TASK DETAILS: From the line containing "Convert this document image to plain text." down to the last line of the material, return those lines verbatim and only those.

── DATA PROVIDED

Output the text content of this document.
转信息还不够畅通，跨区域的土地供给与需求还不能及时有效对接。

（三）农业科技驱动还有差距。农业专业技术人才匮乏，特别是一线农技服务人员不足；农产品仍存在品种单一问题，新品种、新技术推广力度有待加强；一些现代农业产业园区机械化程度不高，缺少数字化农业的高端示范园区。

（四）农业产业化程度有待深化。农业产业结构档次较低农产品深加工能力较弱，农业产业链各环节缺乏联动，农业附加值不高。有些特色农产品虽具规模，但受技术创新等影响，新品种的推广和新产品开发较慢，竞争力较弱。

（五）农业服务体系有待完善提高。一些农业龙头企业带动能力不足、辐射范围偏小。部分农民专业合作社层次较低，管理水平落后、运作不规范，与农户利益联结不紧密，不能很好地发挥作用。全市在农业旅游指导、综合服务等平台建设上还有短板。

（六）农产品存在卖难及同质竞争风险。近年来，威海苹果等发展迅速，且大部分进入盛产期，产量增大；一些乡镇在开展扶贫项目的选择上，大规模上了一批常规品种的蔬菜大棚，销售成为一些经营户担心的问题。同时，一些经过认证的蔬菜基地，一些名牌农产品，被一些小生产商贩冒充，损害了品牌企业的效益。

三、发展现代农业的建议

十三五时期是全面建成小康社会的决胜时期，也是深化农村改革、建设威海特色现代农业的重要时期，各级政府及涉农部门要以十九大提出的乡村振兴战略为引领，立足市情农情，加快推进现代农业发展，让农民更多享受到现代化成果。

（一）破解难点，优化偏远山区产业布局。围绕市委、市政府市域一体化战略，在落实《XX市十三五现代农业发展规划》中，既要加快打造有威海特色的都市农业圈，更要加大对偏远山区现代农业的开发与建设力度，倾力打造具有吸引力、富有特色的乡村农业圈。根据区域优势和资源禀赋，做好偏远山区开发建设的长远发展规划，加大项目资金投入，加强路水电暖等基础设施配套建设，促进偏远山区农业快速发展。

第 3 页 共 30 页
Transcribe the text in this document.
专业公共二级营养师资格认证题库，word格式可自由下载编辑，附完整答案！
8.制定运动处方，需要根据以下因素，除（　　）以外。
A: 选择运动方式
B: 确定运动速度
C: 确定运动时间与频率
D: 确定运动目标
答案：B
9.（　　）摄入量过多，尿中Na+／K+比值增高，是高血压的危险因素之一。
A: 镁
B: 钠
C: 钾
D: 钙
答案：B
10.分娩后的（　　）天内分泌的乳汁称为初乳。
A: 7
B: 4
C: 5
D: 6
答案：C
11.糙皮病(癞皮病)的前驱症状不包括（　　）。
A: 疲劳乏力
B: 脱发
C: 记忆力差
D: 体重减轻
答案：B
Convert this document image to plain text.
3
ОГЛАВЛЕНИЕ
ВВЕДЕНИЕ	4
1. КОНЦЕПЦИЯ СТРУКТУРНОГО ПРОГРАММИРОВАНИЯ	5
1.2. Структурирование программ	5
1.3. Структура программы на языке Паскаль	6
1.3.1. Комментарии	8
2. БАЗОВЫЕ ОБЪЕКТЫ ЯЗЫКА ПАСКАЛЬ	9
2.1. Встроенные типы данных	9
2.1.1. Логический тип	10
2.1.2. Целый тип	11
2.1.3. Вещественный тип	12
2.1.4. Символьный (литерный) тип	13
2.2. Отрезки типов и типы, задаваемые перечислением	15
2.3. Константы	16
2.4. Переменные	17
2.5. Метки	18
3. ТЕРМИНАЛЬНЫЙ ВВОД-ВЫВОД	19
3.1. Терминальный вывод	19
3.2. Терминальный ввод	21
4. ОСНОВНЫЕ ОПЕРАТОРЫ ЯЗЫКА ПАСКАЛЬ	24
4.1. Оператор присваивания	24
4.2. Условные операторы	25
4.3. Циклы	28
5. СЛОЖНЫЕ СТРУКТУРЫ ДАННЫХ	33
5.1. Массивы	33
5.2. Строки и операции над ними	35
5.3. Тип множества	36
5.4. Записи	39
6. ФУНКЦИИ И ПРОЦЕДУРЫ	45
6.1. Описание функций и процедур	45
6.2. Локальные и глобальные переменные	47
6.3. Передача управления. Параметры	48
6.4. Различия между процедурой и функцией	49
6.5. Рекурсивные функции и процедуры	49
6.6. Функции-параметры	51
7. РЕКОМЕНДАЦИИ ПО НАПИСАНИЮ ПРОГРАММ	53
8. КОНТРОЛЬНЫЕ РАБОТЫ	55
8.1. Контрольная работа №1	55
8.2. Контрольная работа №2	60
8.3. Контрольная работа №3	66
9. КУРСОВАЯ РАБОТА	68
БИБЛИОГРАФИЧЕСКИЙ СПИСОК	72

────

RESPONSE TO THIS EXERCISE:
Convert this document image to plain text.
3
ОГЛАВЛЕНИЕ
ВВЕДЕНИЕ	4
1. КОНЦЕПЦИЯ СТРУКТУРНОГО ПРОГРАММИРОВАНИЯ	5
1.2. Структурирование программ	5
1.3. Структура программы на языке Паскаль	6
1.3.1. Комментарии	8
2. БАЗОВЫЕ ОБЪЕКТЫ ЯЗЫКА ПАСКАЛЬ	9
2.1. Встроенные типы данных	9
2.1.1. Логический тип	10
2.1.2. Целый тип	11
2.1.3. Вещественный тип	12
2.1.4. Символьный (литерный) тип	13
2.2. Отрезки типов и типы, задаваемые перечислением	15
2.3. Константы	16
2.4. Переменные	17
2.5. Метки	18
3. ТЕРМИНАЛЬНЫЙ ВВОД-ВЫВОД	19
3.1. Терминальный вывод	19
3.2. Терминальный ввод	21
4. ОСНОВНЫЕ ОПЕРАТОРЫ ЯЗЫКА ПАСКАЛЬ	24
4.1. Оператор присваивания	24
4.2. Условные операторы	25
4.3. Циклы	28
5. СЛОЖНЫЕ СТРУКТУРЫ ДАННЫХ	33
5.1. Массивы	33
5.2. Строки и операции над ними	35
5.3. Тип множества	36
5.4. Записи	39
6. ФУНКЦИИ И ПРОЦЕДУРЫ	45
6.1. Описание функций и процедур	45
6.2. Локальные и глобальные переменные	47
6.3. Передача управления. Параметры	48
6.4. Различия между процедурой и функцией	49
6.5. Рекурсивные функции и процедуры	49
6.6. Функции-параметры	51
7. РЕКОМЕНДАЦИИ ПО НАПИСАНИЮ ПРОГРАММ	53
8. КОНТРОЛЬНЫЕ РАБОТЫ	55
8.1. Контрольная работа №1	55
8.2. Контрольная работа №2	60
8.3. Контрольная работа №3	66
9. КУРСОВАЯ РАБОТА	68
БИБЛИОГРАФИЧЕСКИЙ СПИСОК	72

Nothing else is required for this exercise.